Directive
Output each entry below as it stands, leaving out every picture.

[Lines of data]
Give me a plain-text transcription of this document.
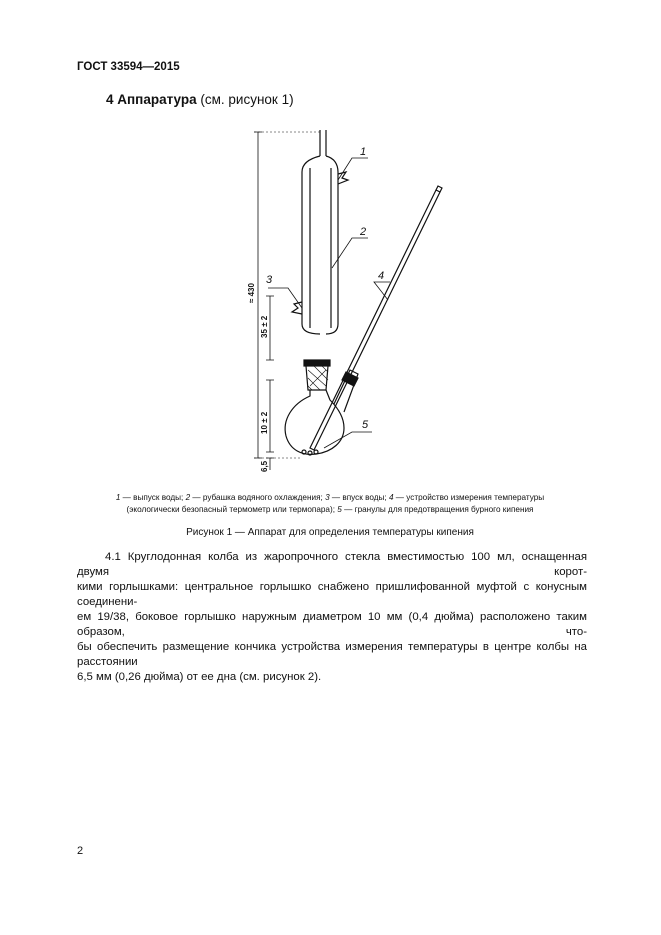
ГОСТ 33594—2015
4 Аппаратура (см. рисунок 1)
1
2
3	4
5
≈ 430
35 ± 2
10 ± 2
6,5
1 — выпуск воды; 2 — рубашка водяного охлаждения; 3 — впуск воды; 4 — устройство измерения температуры
(экологически безопасный термометр или термопара); 5 — гранулы для предотвращения бурного кипения
Рисунок 1 — Аппарат для определения температуры кипения
4.1 Круглодонная колба из жаропрочного стекла вместимостью 100 мл, оснащенная двумя корот-
кими горлышками: центральное горлышко снабжено пришлифованной муфтой с конусным соединени-
ем 19/38, боковое горлышко наружным диаметром 10 мм (0,4 дюйма) расположено таким образом, что-
бы обеспечить размещение кончика устройства измерения температуры в центре колбы на расстоянии
6,5 мм (0,26 дюйма) от ее дна (см. рисунок 2).
2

Result of the exercise
Give me a plain-text transcription of this document.
ГОСТ 33594—2015
4 Аппаратура (см. рисунок 1)
1
2
3	4
5
≈ 430
35 ± 2
10 ± 2
6,5
1 — выпуск воды; 2 — рубашка водяного охлаждения; 3 — впуск воды; 4 — устройство измерения температуры
(экологически безопасный термометр или термопара); 5 — гранулы для предотвращения бурного кипения
Рисунок 1 — Аппарат для определения температуры кипения
4.1 Круглодонная колба из жаропрочного стекла вместимостью 100 мл, оснащенная двумя корот-
кими горлышками: центральное горлышко снабжено пришлифованной муфтой с конусным соединени-
ем 19/38, боковое горлышко наружным диаметром 10 мм (0,4 дюйма) расположено таким образом, что-
бы обеспечить размещение кончика устройства измерения температуры в центре колбы на расстоянии
6,5 мм (0,26 дюйма) от ее дна (см. рисунок 2).
2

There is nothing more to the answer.